Job
Read through the entries below and return each line with the word "TradingView".
─── Extracted entries
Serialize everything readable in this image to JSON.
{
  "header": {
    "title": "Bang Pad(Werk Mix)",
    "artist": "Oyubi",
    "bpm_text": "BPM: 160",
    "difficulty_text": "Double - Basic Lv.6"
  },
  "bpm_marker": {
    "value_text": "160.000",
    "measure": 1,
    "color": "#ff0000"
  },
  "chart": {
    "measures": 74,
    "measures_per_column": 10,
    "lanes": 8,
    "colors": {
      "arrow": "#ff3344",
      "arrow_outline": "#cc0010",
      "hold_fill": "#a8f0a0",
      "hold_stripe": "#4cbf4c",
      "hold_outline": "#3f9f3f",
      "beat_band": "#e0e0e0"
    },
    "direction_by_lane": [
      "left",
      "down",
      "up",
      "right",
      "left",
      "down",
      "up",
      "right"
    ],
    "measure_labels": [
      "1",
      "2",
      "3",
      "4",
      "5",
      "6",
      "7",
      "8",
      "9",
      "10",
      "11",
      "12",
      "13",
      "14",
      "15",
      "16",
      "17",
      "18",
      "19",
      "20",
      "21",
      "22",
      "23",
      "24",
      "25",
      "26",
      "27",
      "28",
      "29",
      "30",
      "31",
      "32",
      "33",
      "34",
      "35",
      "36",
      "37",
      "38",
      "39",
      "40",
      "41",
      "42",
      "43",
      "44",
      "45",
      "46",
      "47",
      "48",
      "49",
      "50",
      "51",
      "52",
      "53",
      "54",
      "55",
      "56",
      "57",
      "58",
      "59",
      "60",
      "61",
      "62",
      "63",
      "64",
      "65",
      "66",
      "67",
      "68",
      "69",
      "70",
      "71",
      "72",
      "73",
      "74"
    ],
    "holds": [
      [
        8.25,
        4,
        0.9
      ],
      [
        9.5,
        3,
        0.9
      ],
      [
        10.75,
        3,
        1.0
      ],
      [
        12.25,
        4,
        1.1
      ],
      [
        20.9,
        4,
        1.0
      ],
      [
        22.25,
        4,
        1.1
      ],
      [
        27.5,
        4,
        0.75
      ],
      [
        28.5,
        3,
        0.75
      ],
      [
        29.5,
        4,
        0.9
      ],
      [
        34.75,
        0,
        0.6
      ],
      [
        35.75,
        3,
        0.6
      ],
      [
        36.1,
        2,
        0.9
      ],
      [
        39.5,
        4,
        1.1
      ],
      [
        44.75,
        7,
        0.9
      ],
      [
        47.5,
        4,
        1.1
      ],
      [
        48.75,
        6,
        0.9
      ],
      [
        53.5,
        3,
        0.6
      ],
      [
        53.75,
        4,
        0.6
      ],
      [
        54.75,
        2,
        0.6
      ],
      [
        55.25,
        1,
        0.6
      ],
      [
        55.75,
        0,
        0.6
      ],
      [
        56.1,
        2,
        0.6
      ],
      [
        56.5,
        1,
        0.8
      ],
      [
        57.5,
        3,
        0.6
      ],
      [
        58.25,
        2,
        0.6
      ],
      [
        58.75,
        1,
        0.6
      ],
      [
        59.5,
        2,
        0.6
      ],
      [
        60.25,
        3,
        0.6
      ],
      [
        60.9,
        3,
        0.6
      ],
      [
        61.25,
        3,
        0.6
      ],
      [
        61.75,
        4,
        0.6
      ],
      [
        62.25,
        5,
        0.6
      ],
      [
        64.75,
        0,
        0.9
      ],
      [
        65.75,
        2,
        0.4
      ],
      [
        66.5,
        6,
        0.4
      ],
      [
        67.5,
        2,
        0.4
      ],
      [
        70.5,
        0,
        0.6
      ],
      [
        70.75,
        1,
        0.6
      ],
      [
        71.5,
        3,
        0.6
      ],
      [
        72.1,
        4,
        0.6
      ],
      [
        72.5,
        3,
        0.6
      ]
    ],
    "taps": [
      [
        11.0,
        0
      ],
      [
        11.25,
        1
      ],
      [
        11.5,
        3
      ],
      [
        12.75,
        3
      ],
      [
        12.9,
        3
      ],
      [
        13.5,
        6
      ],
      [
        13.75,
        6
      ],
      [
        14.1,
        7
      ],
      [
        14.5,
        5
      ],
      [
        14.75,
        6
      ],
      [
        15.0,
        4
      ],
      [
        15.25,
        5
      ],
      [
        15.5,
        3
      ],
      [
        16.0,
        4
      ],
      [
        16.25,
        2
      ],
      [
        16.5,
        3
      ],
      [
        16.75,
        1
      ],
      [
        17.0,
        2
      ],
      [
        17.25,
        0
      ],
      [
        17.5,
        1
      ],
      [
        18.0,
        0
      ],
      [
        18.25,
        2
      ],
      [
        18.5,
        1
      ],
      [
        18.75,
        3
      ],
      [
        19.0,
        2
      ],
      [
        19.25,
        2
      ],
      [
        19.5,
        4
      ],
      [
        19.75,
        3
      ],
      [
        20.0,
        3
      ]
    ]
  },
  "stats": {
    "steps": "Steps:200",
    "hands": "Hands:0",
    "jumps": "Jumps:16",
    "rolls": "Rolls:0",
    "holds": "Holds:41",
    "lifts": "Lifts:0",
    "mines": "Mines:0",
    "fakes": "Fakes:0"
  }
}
──────
─── Extracted entries
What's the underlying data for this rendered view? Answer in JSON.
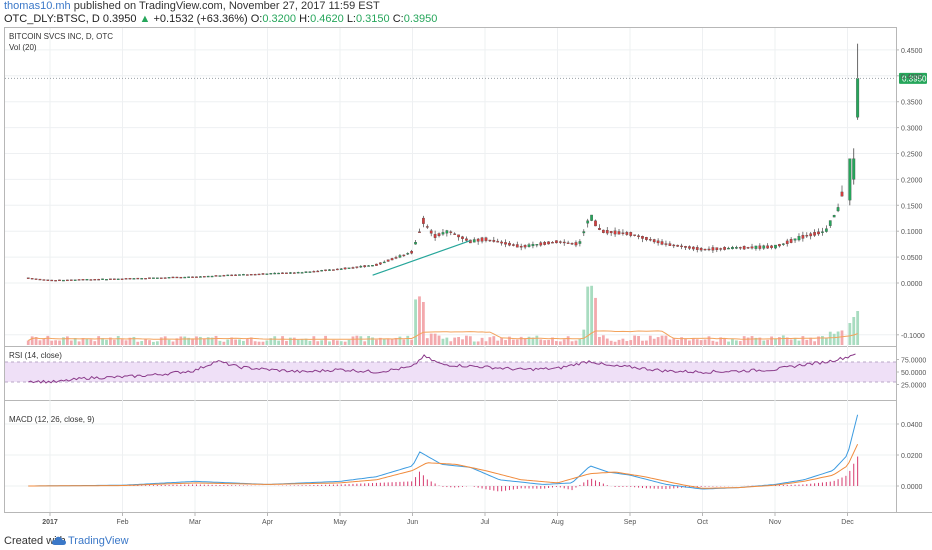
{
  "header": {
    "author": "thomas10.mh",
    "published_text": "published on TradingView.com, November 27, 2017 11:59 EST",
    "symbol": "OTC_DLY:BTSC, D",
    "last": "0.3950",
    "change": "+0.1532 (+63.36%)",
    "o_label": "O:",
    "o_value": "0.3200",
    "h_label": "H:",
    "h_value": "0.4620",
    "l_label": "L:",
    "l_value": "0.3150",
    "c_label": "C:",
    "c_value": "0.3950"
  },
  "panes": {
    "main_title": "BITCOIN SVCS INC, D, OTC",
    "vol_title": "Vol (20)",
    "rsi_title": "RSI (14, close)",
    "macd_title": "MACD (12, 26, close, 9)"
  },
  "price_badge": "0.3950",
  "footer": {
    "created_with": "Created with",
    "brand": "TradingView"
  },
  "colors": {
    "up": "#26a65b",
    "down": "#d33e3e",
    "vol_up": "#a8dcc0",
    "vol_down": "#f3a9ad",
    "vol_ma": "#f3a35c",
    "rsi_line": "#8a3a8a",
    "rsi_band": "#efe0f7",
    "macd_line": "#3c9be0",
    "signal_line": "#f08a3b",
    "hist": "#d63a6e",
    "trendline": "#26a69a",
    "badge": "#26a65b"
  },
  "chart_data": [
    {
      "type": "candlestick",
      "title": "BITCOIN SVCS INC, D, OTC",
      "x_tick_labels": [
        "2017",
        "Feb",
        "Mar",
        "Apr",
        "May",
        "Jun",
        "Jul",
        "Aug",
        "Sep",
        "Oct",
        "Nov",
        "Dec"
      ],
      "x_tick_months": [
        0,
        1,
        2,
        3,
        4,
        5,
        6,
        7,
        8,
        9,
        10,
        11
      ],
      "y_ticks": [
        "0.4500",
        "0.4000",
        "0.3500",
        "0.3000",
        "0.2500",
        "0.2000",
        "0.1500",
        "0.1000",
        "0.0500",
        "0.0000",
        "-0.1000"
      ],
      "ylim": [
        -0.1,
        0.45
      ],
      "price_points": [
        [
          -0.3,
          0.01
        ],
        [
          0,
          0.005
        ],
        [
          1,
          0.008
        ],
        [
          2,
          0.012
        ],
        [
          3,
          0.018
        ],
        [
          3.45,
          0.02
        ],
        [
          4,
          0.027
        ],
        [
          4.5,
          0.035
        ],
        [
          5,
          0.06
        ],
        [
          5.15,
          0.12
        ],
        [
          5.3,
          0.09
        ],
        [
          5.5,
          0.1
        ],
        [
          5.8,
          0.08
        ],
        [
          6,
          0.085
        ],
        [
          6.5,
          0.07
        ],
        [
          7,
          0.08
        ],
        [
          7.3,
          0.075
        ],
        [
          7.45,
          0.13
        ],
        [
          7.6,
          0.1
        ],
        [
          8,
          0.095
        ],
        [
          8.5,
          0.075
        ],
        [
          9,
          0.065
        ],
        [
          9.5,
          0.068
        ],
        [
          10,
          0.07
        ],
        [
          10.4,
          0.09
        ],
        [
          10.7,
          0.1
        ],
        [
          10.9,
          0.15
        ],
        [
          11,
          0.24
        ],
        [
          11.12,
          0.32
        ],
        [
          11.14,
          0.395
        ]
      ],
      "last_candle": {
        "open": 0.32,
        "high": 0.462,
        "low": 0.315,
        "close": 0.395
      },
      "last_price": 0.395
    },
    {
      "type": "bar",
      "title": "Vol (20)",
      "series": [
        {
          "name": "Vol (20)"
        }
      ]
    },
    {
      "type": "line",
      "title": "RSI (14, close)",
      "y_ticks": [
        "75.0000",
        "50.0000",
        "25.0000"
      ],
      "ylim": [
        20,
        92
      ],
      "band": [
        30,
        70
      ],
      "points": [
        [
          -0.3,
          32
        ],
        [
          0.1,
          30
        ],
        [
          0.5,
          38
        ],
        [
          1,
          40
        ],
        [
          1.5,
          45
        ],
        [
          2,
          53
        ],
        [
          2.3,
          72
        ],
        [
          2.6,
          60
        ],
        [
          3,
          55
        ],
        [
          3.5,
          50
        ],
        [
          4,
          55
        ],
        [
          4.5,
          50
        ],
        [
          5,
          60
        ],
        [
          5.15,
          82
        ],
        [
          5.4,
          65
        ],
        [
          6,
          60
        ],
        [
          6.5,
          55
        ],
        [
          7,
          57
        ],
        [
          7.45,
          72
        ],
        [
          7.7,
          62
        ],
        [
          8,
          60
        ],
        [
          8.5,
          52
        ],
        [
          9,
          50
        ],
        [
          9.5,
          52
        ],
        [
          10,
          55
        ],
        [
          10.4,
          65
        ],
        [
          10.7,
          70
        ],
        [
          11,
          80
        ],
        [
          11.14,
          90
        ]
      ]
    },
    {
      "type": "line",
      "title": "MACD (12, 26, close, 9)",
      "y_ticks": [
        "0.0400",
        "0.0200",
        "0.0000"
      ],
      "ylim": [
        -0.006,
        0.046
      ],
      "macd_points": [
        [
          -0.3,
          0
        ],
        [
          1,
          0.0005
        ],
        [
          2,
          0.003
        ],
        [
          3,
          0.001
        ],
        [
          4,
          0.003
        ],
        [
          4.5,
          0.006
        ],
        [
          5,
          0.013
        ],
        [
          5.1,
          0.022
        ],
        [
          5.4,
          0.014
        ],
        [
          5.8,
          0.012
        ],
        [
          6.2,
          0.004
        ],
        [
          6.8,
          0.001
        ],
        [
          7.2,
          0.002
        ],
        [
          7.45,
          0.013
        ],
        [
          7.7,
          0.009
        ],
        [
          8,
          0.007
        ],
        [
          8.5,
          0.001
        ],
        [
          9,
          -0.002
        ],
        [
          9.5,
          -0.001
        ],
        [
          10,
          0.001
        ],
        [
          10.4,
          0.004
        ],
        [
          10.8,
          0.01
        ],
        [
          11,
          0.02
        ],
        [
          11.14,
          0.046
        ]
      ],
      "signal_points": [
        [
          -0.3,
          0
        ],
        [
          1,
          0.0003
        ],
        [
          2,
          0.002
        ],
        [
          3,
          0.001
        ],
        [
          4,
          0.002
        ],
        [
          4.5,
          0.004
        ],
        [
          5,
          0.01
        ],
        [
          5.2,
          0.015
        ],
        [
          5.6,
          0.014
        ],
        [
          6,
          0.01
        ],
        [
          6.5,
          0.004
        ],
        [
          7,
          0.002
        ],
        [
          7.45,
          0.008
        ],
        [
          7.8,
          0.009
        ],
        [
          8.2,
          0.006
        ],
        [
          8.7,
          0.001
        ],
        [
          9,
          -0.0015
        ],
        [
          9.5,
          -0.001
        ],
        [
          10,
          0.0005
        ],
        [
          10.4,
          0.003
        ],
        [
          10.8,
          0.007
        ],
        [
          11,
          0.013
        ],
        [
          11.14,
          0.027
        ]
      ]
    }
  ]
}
──────
Complete response
    "published_text": "published on TradingView.com, November 27, 2017 11:59 EST",
    "brand": "TradingView"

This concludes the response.